──────── Data supplied
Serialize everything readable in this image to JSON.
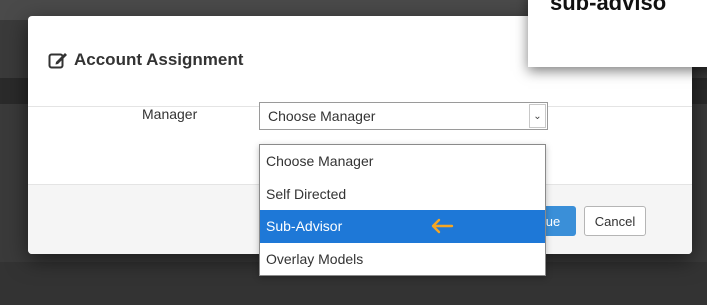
{
  "modal": {
    "title": "Account Assignment",
    "title_icon": "edit-icon"
  },
  "form": {
    "manager_label": "Manager",
    "manager_select": {
      "value": "Choose Manager",
      "options": [
        "Choose Manager",
        "Self Directed",
        "Sub-Advisor",
        "Overlay Models"
      ],
      "highlighted": "Sub-Advisor"
    }
  },
  "footer": {
    "primary_label_visible": "ue",
    "cancel_label": "Cancel"
  },
  "callout": {
    "text": "sub-adviso"
  },
  "colors": {
    "highlight": "#1e78d7",
    "arrow": "#f5a623",
    "primary_button": "#3a8fd8"
  }
}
────────────────
# Do this:
Write out the entries above verbatim; the pictures do not belong in your copy.

# Worked solution:
Serialize everything readable in this image to JSON.
{
  "modal": {
    "title": "Account Assignment",
    "title_icon": "edit-icon"
  },
  "form": {
    "manager_label": "Manager",
    "manager_select": {
      "value": "Choose Manager",
      "options": [
        "Choose Manager",
        "Self Directed",
        "Sub-Advisor",
        "Overlay Models"
      ],
      "highlighted": "Sub-Advisor"
    }
  },
  "footer": {
    "primary_label_visible": "ue",
    "cancel_label": "Cancel"
  },
  "callout": {
    "text": "sub-adviso"
  },
  "colors": {
    "highlight": "#1e78d7",
    "arrow": "#f5a623",
    "primary_button": "#3a8fd8"
  }
}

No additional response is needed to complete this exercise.